Aim of the exercise — Begin at the line that contains "Read out every word on this page." and repeat every line from there to the end of the records below, inclusive, without adding any other line.

[Collected data entries]
──────────

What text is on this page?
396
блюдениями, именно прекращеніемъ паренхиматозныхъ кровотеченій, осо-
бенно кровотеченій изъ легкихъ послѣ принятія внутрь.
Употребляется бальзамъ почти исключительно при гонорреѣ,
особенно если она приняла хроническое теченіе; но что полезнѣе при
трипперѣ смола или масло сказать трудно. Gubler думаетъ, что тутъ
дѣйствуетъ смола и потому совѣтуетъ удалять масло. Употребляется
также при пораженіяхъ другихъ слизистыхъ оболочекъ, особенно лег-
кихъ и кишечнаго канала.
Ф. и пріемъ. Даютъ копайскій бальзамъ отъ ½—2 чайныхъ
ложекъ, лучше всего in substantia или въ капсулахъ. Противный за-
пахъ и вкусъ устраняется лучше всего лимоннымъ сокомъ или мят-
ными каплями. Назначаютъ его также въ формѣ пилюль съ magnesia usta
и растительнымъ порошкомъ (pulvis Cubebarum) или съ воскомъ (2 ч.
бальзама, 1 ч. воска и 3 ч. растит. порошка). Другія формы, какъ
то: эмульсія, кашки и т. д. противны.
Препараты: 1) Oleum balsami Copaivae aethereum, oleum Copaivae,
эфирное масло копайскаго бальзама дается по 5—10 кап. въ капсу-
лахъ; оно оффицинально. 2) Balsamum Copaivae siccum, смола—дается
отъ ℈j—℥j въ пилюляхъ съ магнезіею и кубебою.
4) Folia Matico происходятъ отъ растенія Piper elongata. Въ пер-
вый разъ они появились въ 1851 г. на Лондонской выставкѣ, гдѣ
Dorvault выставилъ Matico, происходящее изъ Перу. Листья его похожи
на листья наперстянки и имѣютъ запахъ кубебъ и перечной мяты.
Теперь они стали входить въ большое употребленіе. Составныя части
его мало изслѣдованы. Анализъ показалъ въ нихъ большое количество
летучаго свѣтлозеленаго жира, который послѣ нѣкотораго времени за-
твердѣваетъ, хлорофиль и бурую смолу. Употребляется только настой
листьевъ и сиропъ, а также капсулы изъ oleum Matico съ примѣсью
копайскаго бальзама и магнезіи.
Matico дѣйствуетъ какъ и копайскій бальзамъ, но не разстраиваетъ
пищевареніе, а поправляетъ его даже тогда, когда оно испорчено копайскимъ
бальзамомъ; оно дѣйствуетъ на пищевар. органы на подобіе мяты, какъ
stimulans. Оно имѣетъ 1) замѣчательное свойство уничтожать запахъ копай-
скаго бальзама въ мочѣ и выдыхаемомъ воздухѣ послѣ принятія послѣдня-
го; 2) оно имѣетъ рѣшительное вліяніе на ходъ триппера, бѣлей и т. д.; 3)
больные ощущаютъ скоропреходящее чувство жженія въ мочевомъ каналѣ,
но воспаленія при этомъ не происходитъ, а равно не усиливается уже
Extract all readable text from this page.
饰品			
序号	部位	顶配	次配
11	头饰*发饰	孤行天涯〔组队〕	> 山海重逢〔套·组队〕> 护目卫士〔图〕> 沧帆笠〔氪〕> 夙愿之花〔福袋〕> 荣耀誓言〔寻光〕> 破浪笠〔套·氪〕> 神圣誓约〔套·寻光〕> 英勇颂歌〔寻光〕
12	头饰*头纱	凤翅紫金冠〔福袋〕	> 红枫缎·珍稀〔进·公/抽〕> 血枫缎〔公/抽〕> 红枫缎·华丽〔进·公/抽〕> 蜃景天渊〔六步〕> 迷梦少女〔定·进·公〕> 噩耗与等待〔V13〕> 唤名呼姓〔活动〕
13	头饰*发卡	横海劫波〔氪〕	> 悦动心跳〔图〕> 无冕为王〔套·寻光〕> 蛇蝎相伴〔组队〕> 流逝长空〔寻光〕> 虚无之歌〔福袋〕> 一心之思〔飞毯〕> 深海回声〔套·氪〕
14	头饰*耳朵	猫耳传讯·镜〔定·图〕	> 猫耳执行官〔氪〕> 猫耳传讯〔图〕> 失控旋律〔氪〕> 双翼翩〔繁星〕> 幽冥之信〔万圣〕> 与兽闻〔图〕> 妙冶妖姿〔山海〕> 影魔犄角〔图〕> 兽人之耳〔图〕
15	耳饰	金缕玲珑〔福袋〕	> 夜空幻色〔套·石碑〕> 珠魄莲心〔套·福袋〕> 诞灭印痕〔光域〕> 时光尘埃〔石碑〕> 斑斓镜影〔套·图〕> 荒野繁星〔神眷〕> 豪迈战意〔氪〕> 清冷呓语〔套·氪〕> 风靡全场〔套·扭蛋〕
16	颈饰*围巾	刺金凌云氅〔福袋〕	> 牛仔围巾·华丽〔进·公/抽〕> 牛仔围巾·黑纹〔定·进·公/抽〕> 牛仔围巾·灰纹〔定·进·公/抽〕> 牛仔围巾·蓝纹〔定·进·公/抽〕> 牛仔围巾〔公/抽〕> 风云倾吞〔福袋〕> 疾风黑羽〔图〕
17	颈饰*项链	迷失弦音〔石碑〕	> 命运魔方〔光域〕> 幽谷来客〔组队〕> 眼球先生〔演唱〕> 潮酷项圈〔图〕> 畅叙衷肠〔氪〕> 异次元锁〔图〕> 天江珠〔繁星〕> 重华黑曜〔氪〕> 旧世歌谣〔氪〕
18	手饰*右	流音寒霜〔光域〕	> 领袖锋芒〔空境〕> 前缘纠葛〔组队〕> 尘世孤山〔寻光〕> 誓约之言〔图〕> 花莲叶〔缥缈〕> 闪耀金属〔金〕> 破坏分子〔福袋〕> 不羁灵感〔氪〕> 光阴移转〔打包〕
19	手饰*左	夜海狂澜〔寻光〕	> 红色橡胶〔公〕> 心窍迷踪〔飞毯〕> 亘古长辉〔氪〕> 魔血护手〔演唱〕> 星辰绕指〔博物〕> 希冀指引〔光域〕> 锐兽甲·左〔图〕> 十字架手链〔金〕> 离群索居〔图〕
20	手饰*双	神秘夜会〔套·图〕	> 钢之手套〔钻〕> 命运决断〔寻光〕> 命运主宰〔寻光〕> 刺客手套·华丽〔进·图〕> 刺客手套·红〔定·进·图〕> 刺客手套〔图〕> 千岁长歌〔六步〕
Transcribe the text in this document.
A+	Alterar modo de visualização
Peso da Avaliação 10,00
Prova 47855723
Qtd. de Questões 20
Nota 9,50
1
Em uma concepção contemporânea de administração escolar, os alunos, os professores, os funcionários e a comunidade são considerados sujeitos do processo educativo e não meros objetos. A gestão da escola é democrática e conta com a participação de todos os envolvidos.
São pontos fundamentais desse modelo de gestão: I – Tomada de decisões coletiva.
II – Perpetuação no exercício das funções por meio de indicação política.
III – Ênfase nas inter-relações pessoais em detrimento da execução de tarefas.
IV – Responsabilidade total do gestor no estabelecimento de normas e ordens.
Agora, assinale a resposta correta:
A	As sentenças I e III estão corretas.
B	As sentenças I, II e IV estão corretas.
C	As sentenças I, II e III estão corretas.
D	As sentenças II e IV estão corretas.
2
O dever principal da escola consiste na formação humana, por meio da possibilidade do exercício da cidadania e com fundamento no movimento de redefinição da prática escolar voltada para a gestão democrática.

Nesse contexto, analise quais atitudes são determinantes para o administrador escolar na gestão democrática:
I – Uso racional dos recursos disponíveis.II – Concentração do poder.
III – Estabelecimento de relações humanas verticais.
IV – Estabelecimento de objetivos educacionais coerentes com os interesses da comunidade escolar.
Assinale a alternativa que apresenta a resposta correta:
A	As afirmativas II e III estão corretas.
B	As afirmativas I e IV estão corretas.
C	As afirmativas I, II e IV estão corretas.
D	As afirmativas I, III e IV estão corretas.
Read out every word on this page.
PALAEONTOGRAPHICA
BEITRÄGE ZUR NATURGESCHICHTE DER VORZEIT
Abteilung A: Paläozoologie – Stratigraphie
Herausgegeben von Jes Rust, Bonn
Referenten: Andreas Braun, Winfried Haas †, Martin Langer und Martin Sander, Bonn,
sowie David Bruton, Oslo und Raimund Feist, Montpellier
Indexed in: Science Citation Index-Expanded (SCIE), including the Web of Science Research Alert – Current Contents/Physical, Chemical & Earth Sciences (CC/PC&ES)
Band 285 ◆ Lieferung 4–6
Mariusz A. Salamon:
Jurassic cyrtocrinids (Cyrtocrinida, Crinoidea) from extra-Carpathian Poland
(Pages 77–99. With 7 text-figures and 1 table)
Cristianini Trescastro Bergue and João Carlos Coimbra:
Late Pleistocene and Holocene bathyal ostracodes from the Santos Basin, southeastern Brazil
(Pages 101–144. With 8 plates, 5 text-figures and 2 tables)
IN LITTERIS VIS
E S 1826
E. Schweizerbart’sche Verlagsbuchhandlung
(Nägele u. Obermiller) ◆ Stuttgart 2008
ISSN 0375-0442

──────────

Solution below —
Read out every word on this page.
PALAEONTOGRAPHICA
BEITRÄGE ZUR NATURGESCHICHTE DER VORZEIT
Abteilung A: Paläozoologie – Stratigraphie
Herausgegeben von Jes Rust, Bonn
Referenten: Andreas Braun, Winfried Haas †, Martin Langer und Martin Sander, Bonn,
sowie David Bruton, Oslo und Raimund Feist, Montpellier
Indexed in: Science Citation Index-Expanded (SCIE), including the Web of Science Research Alert – Current Contents/Physical, Chemical & Earth Sciences (CC/PC&ES)
Band 285 ◆ Lieferung 4–6
Mariusz A. Salamon:
Jurassic cyrtocrinids (Cyrtocrinida, Crinoidea) from extra-Carpathian Poland
(Pages 77–99. With 7 text-figures and 1 table)
Cristianini Trescastro Bergue and João Carlos Coimbra:
Late Pleistocene and Holocene bathyal ostracodes from the Santos Basin, southeastern Brazil
(Pages 101–144. With 8 plates, 5 text-figures and 2 tables)
IN LITTERIS VIS
E S 1826
E. Schweizerbart’sche Verlagsbuchhandlung
(Nägele u. Obermiller) ◆ Stuttgart 2008
ISSN 0375-0442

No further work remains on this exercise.